Records about charts and figures
_____
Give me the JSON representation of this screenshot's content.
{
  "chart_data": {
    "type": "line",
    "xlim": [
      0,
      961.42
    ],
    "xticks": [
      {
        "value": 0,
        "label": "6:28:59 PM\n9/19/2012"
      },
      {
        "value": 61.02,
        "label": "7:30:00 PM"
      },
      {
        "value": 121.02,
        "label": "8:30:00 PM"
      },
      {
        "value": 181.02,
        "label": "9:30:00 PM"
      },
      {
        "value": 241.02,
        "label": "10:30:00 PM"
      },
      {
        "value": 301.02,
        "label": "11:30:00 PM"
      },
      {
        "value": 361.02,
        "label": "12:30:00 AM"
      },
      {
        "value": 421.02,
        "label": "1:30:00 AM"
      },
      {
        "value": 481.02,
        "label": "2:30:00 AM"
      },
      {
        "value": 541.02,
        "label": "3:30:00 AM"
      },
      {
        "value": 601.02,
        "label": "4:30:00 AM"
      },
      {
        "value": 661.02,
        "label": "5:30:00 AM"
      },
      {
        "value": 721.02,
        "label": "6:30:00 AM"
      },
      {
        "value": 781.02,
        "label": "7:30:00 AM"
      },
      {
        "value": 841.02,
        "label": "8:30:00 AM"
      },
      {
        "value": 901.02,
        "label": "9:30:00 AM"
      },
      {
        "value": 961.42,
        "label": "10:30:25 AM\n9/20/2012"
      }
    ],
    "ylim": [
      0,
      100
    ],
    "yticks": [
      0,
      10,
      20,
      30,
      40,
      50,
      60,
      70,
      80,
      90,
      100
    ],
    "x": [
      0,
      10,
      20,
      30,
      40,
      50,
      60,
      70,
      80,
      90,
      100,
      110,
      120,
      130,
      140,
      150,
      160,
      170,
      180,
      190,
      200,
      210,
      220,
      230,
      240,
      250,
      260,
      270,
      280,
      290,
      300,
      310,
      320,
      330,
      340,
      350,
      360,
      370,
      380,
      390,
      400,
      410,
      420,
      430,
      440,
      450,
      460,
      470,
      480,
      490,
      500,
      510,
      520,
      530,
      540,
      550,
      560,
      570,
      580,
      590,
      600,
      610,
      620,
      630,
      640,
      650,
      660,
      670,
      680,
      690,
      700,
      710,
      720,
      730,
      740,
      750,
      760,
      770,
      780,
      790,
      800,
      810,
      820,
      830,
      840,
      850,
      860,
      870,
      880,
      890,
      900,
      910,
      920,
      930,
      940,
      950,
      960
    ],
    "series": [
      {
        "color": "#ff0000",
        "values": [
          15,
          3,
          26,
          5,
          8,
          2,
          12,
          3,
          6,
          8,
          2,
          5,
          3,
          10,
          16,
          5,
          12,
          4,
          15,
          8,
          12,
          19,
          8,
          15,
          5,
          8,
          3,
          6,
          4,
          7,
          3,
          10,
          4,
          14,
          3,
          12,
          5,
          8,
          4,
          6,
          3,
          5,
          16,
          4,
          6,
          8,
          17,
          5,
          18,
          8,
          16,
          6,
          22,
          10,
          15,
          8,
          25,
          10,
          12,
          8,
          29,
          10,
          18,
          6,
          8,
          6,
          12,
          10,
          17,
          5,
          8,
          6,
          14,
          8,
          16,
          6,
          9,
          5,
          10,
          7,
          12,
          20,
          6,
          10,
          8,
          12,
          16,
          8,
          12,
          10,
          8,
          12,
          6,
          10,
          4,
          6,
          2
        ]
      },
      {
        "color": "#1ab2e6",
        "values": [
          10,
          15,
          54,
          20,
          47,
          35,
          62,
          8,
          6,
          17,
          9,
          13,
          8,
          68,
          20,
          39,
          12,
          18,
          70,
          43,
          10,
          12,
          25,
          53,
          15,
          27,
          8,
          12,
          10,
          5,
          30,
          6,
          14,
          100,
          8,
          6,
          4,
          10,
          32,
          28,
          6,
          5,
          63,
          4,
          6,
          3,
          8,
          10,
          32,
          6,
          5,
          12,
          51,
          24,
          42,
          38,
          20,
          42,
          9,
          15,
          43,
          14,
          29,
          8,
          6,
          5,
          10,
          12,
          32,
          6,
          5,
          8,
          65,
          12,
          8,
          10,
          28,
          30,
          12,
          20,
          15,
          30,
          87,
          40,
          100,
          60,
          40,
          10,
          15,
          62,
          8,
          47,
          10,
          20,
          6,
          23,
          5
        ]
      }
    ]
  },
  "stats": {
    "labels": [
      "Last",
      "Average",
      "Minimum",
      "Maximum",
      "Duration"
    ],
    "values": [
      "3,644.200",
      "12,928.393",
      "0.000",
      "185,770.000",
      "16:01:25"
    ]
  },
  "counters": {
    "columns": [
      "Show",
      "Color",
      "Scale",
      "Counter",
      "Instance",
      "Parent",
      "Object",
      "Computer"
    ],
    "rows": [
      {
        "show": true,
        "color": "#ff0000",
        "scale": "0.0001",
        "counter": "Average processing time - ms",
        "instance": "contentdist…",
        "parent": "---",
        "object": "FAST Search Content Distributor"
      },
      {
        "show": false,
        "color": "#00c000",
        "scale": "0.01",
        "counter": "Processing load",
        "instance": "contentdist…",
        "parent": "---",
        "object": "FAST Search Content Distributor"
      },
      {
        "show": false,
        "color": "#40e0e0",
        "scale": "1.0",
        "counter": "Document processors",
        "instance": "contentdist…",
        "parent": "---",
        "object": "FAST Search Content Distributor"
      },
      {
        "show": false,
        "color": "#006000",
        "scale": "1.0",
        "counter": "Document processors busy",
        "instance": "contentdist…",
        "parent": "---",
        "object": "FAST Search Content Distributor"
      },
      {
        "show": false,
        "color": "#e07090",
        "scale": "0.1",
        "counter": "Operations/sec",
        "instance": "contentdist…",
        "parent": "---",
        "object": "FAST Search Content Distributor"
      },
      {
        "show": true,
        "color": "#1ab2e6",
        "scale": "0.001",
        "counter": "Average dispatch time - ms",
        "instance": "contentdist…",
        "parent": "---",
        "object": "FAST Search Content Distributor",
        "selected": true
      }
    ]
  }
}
_____
Instruction: Write out all of the records above exactly as they appear.

Complete answer:
Give me the JSON representation of this screenshot's content.
{
  "chart_data": {
    "type": "line",
    "xlim": [
      0,
      961.42
    ],
    "xticks": [
      {
        "value": 0,
        "label": "6:28:59 PM\n9/19/2012"
      },
      {
        "value": 61.02,
        "label": "7:30:00 PM"
      },
      {
        "value": 121.02,
        "label": "8:30:00 PM"
      },
      {
        "value": 181.02,
        "label": "9:30:00 PM"
      },
      {
        "value": 241.02,
        "label": "10:30:00 PM"
      },
      {
        "value": 301.02,
        "label": "11:30:00 PM"
      },
      {
        "value": 361.02,
        "label": "12:30:00 AM"
      },
      {
        "value": 421.02,
        "label": "1:30:00 AM"
      },
      {
        "value": 481.02,
        "label": "2:30:00 AM"
      },
      {
        "value": 541.02,
        "label": "3:30:00 AM"
      },
      {
        "value": 601.02,
        "label": "4:30:00 AM"
      },
      {
        "value": 661.02,
        "label": "5:30:00 AM"
      },
      {
        "value": 721.02,
        "label": "6:30:00 AM"
      },
      {
        "value": 781.02,
        "label": "7:30:00 AM"
      },
      {
        "value": 841.02,
        "label": "8:30:00 AM"
      },
      {
        "value": 901.02,
        "label": "9:30:00 AM"
      },
      {
        "value": 961.42,
        "label": "10:30:25 AM\n9/20/2012"
      }
    ],
    "ylim": [
      0,
      100
    ],
    "yticks": [
      0,
      10,
      20,
      30,
      40,
      50,
      60,
      70,
      80,
      90,
      100
    ],
    "x": [
      0,
      10,
      20,
      30,
      40,
      50,
      60,
      70,
      80,
      90,
      100,
      110,
      120,
      130,
      140,
      150,
      160,
      170,
      180,
      190,
      200,
      210,
      220,
      230,
      240,
      250,
      260,
      270,
      280,
      290,
      300,
      310,
      320,
      330,
      340,
      350,
      360,
      370,
      380,
      390,
      400,
      410,
      420,
      430,
      440,
      450,
      460,
      470,
      480,
      490,
      500,
      510,
      520,
      530,
      540,
      550,
      560,
      570,
      580,
      590,
      600,
      610,
      620,
      630,
      640,
      650,
      660,
      670,
      680,
      690,
      700,
      710,
      720,
      730,
      740,
      750,
      760,
      770,
      780,
      790,
      800,
      810,
      820,
      830,
      840,
      850,
      860,
      870,
      880,
      890,
      900,
      910,
      920,
      930,
      940,
      950,
      960
    ],
    "series": [
      {
        "color": "#ff0000",
        "values": [
          15,
          3,
          26,
          5,
          8,
          2,
          12,
          3,
          6,
          8,
          2,
          5,
          3,
          10,
          16,
          5,
          12,
          4,
          15,
          8,
          12,
          19,
          8,
          15,
          5,
          8,
          3,
          6,
          4,
          7,
          3,
          10,
          4,
          14,
          3,
          12,
          5,
          8,
          4,
          6,
          3,
          5,
          16,
          4,
          6,
          8,
          17,
          5,
          18,
          8,
          16,
          6,
          22,
          10,
          15,
          8,
          25,
          10,
          12,
          8,
          29,
          10,
          18,
          6,
          8,
          6,
          12,
          10,
          17,
          5,
          8,
          6,
          14,
          8,
          16,
          6,
          9,
          5,
          10,
          7,
          12,
          20,
          6,
          10,
          8,
          12,
          16,
          8,
          12,
          10,
          8,
          12,
          6,
          10,
          4,
          6,
          2
        ]
      },
      {
        "color": "#1ab2e6",
        "values": [
          10,
          15,
          54,
          20,
          47,
          35,
          62,
          8,
          6,
          17,
          9,
          13,
          8,
          68,
          20,
          39,
          12,
          18,
          70,
          43,
          10,
          12,
          25,
          53,
          15,
          27,
          8,
          12,
          10,
          5,
          30,
          6,
          14,
          100,
          8,
          6,
          4,
          10,
          32,
          28,
          6,
          5,
          63,
          4,
          6,
          3,
          8,
          10,
          32,
          6,
          5,
          12,
          51,
          24,
          42,
          38,
          20,
          42,
          9,
          15,
          43,
          14,
          29,
          8,
          6,
          5,
          10,
          12,
          32,
          6,
          5,
          8,
          65,
          12,
          8,
          10,
          28,
          30,
          12,
          20,
          15,
          30,
          87,
          40,
          100,
          60,
          40,
          10,
          15,
          62,
          8,
          47,
          10,
          20,
          6,
          23,
          5
        ]
      }
    ]
  },
  "stats": {
    "labels": [
      "Last",
      "Average",
      "Minimum",
      "Maximum",
      "Duration"
    ],
    "values": [
      "3,644.200",
      "12,928.393",
      "0.000",
      "185,770.000",
      "16:01:25"
    ]
  },
  "counters": {
    "columns": [
      "Show",
      "Color",
      "Scale",
      "Counter",
      "Instance",
      "Parent",
      "Object",
      "Computer"
    ],
    "rows": [
      {
        "show": true,
        "color": "#ff0000",
        "scale": "0.0001",
        "counter": "Average processing time - ms",
        "instance": "contentdist…",
        "parent": "---",
        "object": "FAST Search Content Distributor"
      },
      {
        "show": false,
        "color": "#00c000",
        "scale": "0.01",
        "counter": "Processing load",
        "instance": "contentdist…",
        "parent": "---",
        "object": "FAST Search Content Distributor"
      },
      {
        "show": false,
        "color": "#40e0e0",
        "scale": "1.0",
        "counter": "Document processors",
        "instance": "contentdist…",
        "parent": "---",
        "object": "FAST Search Content Distributor"
      },
      {
        "show": false,
        "color": "#006000",
        "scale": "1.0",
        "counter": "Document processors busy",
        "instance": "contentdist…",
        "parent": "---",
        "object": "FAST Search Content Distributor"
      },
      {
        "show": false,
        "color": "#e07090",
        "scale": "0.1",
        "counter": "Operations/sec",
        "instance": "contentdist…",
        "parent": "---",
        "object": "FAST Search Content Distributor"
      },
      {
        "show": true,
        "color": "#1ab2e6",
        "scale": "0.001",
        "counter": "Average dispatch time - ms",
        "instance": "contentdist…",
        "parent": "---",
        "object": "FAST Search Content Distributor",
        "selected": true
      }
    ]
  }
}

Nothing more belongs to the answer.